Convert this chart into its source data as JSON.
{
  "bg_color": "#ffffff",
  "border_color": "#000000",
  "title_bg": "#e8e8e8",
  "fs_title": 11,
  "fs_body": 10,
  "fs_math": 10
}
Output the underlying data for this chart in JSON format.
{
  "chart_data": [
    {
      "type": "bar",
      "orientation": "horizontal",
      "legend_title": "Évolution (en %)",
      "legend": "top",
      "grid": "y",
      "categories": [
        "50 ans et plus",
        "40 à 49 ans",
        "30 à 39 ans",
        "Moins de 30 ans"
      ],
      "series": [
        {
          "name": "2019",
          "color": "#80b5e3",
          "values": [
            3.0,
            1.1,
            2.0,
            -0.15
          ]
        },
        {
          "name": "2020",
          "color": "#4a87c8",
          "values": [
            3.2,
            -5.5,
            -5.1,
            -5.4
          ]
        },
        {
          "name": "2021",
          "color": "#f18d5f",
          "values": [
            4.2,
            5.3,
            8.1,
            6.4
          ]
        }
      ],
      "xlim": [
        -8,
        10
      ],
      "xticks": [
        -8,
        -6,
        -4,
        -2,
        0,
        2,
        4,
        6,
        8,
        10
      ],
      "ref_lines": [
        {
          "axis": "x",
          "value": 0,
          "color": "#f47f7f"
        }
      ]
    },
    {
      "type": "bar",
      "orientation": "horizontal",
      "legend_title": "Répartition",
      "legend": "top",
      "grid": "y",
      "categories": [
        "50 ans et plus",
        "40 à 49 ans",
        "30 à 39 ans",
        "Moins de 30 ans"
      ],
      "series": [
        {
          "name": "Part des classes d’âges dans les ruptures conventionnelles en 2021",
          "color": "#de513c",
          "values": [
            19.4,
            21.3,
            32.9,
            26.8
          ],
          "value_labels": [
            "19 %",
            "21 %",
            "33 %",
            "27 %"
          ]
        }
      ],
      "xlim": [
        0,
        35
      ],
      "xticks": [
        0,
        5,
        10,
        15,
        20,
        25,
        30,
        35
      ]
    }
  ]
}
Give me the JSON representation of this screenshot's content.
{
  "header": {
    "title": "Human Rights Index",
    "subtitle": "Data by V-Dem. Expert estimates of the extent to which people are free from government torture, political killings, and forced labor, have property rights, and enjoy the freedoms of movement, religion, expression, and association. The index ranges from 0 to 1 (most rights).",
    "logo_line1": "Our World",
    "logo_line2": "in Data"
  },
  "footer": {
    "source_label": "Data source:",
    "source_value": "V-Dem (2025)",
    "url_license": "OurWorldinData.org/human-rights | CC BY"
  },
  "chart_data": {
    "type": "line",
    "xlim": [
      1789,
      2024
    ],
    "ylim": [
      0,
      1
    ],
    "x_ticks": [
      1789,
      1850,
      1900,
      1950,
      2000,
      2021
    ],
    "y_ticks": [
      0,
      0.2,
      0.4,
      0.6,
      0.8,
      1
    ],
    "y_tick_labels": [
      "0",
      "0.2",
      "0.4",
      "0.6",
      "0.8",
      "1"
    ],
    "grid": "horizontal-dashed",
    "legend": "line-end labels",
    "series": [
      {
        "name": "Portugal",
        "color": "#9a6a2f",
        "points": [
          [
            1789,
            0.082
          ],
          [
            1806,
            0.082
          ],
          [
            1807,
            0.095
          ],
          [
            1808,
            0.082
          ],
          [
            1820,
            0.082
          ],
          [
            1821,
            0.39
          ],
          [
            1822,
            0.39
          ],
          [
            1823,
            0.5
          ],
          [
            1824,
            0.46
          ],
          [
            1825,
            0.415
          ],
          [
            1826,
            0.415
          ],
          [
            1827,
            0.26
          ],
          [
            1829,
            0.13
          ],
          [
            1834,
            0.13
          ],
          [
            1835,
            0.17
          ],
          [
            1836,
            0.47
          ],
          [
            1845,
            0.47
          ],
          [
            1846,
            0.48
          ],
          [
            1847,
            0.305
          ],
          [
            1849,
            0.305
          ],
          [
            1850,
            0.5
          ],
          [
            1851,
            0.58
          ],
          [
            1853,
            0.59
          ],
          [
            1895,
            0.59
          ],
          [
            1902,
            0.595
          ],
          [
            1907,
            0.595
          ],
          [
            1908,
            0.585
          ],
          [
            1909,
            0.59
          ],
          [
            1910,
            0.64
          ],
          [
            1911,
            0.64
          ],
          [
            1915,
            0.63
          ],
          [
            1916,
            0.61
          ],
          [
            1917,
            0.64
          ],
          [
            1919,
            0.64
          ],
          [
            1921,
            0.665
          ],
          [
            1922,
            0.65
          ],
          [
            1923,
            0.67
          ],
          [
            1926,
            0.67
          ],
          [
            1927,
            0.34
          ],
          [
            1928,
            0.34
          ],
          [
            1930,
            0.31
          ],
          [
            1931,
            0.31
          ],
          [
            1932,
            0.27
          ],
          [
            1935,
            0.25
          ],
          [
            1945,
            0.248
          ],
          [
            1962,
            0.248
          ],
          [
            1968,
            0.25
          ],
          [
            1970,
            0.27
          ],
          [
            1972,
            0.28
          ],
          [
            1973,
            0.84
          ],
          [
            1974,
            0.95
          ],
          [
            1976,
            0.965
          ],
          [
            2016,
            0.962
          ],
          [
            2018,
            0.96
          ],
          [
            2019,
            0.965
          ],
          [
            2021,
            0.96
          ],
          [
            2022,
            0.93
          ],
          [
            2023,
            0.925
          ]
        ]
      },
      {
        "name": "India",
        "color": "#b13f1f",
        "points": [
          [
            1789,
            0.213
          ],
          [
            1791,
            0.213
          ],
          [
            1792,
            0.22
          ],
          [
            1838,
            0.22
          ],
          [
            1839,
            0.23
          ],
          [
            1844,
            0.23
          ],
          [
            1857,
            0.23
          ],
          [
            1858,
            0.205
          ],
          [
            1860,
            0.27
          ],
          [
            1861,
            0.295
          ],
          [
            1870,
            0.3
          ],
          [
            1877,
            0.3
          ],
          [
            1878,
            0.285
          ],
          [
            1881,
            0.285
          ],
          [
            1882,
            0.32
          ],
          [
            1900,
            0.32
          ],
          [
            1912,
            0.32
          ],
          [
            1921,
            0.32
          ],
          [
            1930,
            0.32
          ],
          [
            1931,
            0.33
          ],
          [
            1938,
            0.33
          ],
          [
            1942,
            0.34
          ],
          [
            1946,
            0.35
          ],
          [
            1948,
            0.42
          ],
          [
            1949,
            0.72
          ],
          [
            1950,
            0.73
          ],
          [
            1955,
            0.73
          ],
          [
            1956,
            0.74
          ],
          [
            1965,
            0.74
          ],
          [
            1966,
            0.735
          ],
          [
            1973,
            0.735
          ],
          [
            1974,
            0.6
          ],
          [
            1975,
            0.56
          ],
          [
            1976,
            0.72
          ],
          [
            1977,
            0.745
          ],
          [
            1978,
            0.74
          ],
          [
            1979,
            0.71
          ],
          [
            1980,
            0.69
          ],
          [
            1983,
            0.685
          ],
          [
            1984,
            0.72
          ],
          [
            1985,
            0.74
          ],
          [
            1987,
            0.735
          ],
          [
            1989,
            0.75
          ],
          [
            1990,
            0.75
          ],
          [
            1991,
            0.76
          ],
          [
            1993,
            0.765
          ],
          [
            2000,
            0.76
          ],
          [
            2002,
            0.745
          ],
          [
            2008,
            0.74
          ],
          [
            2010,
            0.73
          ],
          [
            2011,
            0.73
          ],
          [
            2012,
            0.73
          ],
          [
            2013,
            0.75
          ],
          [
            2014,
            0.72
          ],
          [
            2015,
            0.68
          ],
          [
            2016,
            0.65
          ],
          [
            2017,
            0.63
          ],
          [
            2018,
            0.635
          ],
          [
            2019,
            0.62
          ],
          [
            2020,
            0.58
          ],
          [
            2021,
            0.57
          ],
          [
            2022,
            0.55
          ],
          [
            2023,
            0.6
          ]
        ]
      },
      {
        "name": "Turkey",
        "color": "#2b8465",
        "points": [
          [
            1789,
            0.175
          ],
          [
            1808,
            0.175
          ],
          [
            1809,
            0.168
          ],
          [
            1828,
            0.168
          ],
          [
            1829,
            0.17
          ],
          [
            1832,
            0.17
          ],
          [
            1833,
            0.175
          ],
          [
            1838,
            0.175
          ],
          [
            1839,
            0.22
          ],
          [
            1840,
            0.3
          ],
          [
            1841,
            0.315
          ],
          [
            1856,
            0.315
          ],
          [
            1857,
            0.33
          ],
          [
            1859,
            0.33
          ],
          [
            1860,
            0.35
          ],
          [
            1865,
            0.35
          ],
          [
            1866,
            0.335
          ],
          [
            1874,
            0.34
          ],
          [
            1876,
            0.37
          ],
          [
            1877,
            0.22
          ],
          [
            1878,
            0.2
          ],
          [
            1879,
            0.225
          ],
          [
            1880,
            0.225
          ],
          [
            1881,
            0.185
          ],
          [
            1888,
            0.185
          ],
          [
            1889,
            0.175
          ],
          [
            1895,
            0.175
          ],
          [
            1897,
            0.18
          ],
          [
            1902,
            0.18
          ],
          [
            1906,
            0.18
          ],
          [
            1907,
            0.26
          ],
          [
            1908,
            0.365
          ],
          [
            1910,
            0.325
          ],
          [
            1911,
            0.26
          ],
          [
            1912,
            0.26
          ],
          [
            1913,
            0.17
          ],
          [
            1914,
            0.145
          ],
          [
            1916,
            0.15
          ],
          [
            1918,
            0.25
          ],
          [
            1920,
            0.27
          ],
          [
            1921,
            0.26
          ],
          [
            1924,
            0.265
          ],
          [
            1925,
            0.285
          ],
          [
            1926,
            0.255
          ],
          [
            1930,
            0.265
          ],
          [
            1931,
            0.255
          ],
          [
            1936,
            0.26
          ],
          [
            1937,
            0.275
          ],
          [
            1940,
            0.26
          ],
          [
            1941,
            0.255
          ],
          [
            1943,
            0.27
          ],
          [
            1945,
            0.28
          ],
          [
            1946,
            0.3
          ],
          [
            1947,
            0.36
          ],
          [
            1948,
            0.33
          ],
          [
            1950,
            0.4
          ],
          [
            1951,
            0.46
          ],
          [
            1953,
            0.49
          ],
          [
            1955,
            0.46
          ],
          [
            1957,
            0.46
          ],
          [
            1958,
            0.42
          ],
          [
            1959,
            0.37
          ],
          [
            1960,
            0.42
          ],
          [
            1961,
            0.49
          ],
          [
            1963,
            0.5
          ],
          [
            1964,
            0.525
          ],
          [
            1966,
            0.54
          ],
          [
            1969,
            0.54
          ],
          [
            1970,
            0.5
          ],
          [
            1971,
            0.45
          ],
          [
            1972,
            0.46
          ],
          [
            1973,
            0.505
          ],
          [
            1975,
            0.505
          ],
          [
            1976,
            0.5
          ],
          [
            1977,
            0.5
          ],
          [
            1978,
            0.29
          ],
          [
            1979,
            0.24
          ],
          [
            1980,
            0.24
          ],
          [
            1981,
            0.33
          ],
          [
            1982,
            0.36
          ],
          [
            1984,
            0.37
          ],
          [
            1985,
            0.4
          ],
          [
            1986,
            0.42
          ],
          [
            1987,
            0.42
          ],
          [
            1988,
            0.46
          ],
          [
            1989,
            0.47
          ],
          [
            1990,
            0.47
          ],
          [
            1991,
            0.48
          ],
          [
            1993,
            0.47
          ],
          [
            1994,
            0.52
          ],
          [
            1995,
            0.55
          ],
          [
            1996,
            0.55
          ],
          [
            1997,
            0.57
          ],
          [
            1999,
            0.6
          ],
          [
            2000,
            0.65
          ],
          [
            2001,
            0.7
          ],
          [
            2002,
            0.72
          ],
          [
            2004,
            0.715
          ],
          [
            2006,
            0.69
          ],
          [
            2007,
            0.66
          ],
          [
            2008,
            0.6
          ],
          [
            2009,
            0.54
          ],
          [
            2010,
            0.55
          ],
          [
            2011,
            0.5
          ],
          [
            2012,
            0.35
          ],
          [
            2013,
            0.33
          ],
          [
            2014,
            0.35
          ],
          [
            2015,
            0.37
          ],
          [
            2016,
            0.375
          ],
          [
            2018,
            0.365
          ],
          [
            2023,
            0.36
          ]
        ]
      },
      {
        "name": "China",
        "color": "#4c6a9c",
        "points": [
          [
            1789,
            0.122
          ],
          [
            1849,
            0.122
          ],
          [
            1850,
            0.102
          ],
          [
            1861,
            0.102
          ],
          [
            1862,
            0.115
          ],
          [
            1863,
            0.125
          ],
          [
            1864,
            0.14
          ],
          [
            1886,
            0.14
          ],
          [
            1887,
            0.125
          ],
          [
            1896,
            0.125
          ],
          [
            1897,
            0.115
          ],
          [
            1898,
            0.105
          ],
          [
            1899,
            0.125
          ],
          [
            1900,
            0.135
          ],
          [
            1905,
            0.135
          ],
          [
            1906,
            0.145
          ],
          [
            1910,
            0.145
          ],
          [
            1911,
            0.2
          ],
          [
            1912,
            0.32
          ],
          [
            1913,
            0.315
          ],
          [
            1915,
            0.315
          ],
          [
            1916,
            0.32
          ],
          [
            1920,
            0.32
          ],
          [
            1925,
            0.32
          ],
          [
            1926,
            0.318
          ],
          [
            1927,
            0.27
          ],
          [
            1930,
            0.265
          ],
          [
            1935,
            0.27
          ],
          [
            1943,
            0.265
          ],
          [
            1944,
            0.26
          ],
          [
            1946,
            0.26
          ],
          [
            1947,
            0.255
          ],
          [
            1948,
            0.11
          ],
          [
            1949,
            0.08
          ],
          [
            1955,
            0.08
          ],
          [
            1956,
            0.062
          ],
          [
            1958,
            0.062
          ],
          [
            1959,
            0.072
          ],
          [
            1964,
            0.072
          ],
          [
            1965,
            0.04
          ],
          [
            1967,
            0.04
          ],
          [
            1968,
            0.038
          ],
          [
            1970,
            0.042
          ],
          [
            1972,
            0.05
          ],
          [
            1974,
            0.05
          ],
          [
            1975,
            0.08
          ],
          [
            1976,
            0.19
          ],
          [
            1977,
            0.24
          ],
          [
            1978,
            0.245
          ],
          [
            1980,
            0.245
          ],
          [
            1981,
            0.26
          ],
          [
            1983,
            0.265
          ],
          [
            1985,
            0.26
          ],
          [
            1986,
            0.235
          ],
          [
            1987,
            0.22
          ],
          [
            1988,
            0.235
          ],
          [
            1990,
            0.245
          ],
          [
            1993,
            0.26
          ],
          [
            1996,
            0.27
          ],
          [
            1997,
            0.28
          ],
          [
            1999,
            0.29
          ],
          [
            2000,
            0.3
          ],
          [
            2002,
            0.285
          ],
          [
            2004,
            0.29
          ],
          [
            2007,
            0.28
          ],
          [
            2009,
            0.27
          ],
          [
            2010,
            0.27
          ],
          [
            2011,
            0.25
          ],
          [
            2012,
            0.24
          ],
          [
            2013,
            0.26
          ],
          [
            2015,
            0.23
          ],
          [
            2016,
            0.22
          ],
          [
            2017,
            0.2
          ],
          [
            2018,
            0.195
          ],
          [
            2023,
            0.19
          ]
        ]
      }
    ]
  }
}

*AIM OF THE EXERCISE*.
Look through the data and show every line containing "this".

*THE RESPONSE*.
Convert this chart into its source data as JSON.
Output the underlying data for this chart in JSON format.
Give me the JSON representation of this screenshot's content.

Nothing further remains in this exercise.